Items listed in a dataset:
================

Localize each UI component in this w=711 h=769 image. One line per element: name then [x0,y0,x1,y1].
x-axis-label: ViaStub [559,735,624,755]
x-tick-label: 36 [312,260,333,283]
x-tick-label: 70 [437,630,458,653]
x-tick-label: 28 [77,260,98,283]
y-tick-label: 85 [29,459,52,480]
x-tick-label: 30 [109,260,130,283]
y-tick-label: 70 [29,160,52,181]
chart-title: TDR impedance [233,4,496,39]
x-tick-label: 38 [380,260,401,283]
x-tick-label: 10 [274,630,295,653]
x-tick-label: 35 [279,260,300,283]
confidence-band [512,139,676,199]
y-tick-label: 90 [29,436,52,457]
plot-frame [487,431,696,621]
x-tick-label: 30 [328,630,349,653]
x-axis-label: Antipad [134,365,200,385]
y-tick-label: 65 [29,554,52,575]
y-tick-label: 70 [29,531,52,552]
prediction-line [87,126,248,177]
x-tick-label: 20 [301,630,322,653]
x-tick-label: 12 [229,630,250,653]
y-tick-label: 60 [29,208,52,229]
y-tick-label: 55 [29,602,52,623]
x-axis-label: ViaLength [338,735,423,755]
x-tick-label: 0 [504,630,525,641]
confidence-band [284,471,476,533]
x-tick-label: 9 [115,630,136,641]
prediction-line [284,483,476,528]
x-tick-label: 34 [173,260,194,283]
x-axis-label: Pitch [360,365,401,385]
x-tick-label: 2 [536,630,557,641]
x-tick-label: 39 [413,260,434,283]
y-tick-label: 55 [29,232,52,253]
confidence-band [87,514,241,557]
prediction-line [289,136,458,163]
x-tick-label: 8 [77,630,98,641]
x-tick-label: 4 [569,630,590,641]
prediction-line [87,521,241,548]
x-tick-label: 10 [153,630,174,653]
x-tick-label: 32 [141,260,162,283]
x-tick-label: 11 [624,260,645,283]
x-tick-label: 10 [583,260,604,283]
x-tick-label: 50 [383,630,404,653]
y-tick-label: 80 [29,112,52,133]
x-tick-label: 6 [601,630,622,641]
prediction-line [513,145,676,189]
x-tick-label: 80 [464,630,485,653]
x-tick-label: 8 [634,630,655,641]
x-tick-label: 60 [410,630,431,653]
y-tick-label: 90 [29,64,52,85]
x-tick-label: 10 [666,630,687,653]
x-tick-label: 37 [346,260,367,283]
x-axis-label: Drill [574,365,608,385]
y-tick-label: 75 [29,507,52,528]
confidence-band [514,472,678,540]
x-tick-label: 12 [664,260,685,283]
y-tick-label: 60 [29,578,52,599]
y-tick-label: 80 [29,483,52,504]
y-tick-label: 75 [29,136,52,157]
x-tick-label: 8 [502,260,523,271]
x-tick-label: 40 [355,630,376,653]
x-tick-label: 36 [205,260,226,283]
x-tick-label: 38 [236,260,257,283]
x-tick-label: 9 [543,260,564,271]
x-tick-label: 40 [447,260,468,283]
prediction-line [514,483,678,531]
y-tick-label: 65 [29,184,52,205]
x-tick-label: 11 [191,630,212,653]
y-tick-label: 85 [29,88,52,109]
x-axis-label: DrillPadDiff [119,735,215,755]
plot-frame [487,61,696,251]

================

TASK DIRECTIONS: Reproduce the rows from the first one through the line containing "prediction-line [87,521,241,548]", both included, switching "confidence-band" to "uncertainty-band" and leaving everything else unchanged.

ANSWER BELOW:
Localize each UI component in this w=711 h=769 image. One line per element: name then [x0,y0,x1,y1].
x-axis-label: ViaStub [559,735,624,755]
x-tick-label: 36 [312,260,333,283]
x-tick-label: 70 [437,630,458,653]
x-tick-label: 28 [77,260,98,283]
y-tick-label: 85 [29,459,52,480]
x-tick-label: 30 [109,260,130,283]
y-tick-label: 70 [29,160,52,181]
chart-title: TDR impedance [233,4,496,39]
x-tick-label: 38 [380,260,401,283]
x-tick-label: 10 [274,630,295,653]
x-tick-label: 35 [279,260,300,283]
uncertainty-band [512,139,676,199]
y-tick-label: 90 [29,436,52,457]
plot-frame [487,431,696,621]
x-tick-label: 30 [328,630,349,653]
x-axis-label: Antipad [134,365,200,385]
y-tick-label: 65 [29,554,52,575]
y-tick-label: 70 [29,531,52,552]
prediction-line [87,126,248,177]
x-tick-label: 20 [301,630,322,653]
x-tick-label: 12 [229,630,250,653]
y-tick-label: 60 [29,208,52,229]
y-tick-label: 55 [29,602,52,623]
x-axis-label: ViaLength [338,735,423,755]
x-tick-label: 0 [504,630,525,641]
uncertainty-band [284,471,476,533]
x-tick-label: 9 [115,630,136,641]
prediction-line [284,483,476,528]
x-tick-label: 34 [173,260,194,283]
x-axis-label: Pitch [360,365,401,385]
x-tick-label: 2 [536,630,557,641]
x-tick-label: 39 [413,260,434,283]
y-tick-label: 55 [29,232,52,253]
uncertainty-band [87,514,241,557]
prediction-line [289,136,458,163]
x-tick-label: 8 [77,630,98,641]
x-tick-label: 4 [569,630,590,641]
prediction-line [87,521,241,548]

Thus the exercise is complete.